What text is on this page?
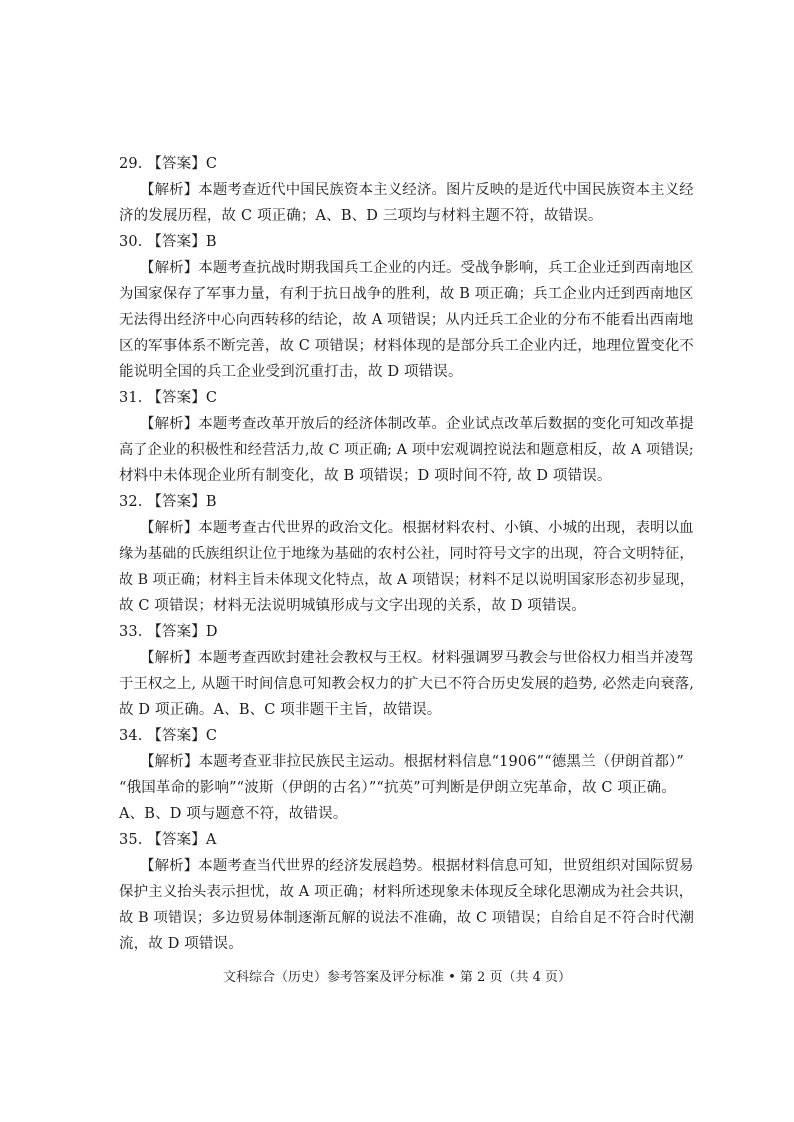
29. 【答案】C
【解析】本题考查近代中国民族资本主义经济。图片反映的是近代中国民族资本主义经
济的发展历程，故 C 项正确；A、B、D 三项均与材料主题不符，故错误。
30. 【答案】B
【解析】本题考查抗战时期我国兵工企业的内迁。受战争影响，兵工企业迁到西南地区
为国家保存了军事力量，有利于抗日战争的胜利，故 B 项正确；兵工企业内迁到西南地区
无法得出经济中心向西转移的结论，故 A 项错误；从内迁兵工企业的分布不能看出西南地
区的军事体系不断完善，故 C 项错误；材料体现的是部分兵工企业内迁，地理位置变化不
能说明全国的兵工企业受到沉重打击，故 D 项错误。
31. 【答案】C
【解析】本题考查改革开放后的经济体制改革。企业试点改革后数据的变化可知改革提
高了企业的积极性和经营活力,故 C 项正确; A 项中宏观调控说法和题意相反，故 A 项错误;
材料中未体现企业所有制变化，故 B 项错误；D 项时间不符, 故 D 项错误。
32. 【答案】B
【解析】本题考查古代世界的政治文化。根据材料农村、小镇、小城的出现，表明以血
缘为基础的氏族组织让位于地缘为基础的农村公社，同时符号文字的出现，符合文明特征，
故 B 项正确；材料主旨未体现文化特点，故 A 项错误；材料不足以说明国家形态初步显现，
故 C 项错误；材料无法说明城镇形成与文字出现的关系，故 D 项错误。
33. 【答案】D
【解析】本题考查西欧封建社会教权与王权。材料强调罗马教会与世俗权力相当并凌驾
于王权之上, 从题干时间信息可知教会权力的扩大已不符合历史发展的趋势, 必然走向衰落,
故 D 项正确。A、B、C 项非题干主旨，故错误。
34. 【答案】C
【解析】本题考查亚非拉民族民主运动。根据材料信息“1906”“德黑兰（伊朗首都）”
“俄国革命的影响”“波斯（伊朗的古名）”“抗英”可判断是伊朗立宪革命，故 C 项正确。
A、B、D 项与题意不符，故错误。
35. 【答案】A
【解析】本题考查当代世界的经济发展趋势。根据材料信息可知，世贸组织对国际贸易
保护主义抬头表示担忧，故 A 项正确；材料所述现象未体现反全球化思潮成为社会共识，
故 B 项错误；多边贸易体制逐渐瓦解的说法不准确，故 C 项错误；自给自足不符合时代潮
流，故 D 项错误。
文科综合（历史）参考答案及评分标准 • 第 2 页（共 4 页）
______
=== EXERCISE DESCRIPTION ===
Repeat the material verbatim. Do not carry over any picture.

=== FULL RESPONSE ===
What text is on this page?
29. 【答案】C
【解析】本题考查近代中国民族资本主义经济。图片反映的是近代中国民族资本主义经
济的发展历程，故 C 项正确；A、B、D 三项均与材料主题不符，故错误。
30. 【答案】B
【解析】本题考查抗战时期我国兵工企业的内迁。受战争影响，兵工企业迁到西南地区
为国家保存了军事力量，有利于抗日战争的胜利，故 B 项正确；兵工企业内迁到西南地区
无法得出经济中心向西转移的结论，故 A 项错误；从内迁兵工企业的分布不能看出西南地
区的军事体系不断完善，故 C 项错误；材料体现的是部分兵工企业内迁，地理位置变化不
能说明全国的兵工企业受到沉重打击，故 D 项错误。
31. 【答案】C
【解析】本题考查改革开放后的经济体制改革。企业试点改革后数据的变化可知改革提
高了企业的积极性和经营活力,故 C 项正确; A 项中宏观调控说法和题意相反，故 A 项错误;
材料中未体现企业所有制变化，故 B 项错误；D 项时间不符, 故 D 项错误。
32. 【答案】B
【解析】本题考查古代世界的政治文化。根据材料农村、小镇、小城的出现，表明以血
缘为基础的氏族组织让位于地缘为基础的农村公社，同时符号文字的出现，符合文明特征，
故 B 项正确；材料主旨未体现文化特点，故 A 项错误；材料不足以说明国家形态初步显现，
故 C 项错误；材料无法说明城镇形成与文字出现的关系，故 D 项错误。
33. 【答案】D
【解析】本题考查西欧封建社会教权与王权。材料强调罗马教会与世俗权力相当并凌驾
于王权之上, 从题干时间信息可知教会权力的扩大已不符合历史发展的趋势, 必然走向衰落,
故 D 项正确。A、B、C 项非题干主旨，故错误。
34. 【答案】C
【解析】本题考查亚非拉民族民主运动。根据材料信息“1906”“德黑兰（伊朗首都）”
“俄国革命的影响”“波斯（伊朗的古名）”“抗英”可判断是伊朗立宪革命，故 C 项正确。
A、B、D 项与题意不符，故错误。
35. 【答案】A
【解析】本题考查当代世界的经济发展趋势。根据材料信息可知，世贸组织对国际贸易
保护主义抬头表示担忧，故 A 项正确；材料所述现象未体现反全球化思潮成为社会共识，
故 B 项错误；多边贸易体制逐渐瓦解的说法不准确，故 C 项错误；自给自足不符合时代潮
流，故 D 项错误。
文科综合（历史）参考答案及评分标准 • 第 2 页（共 4 页）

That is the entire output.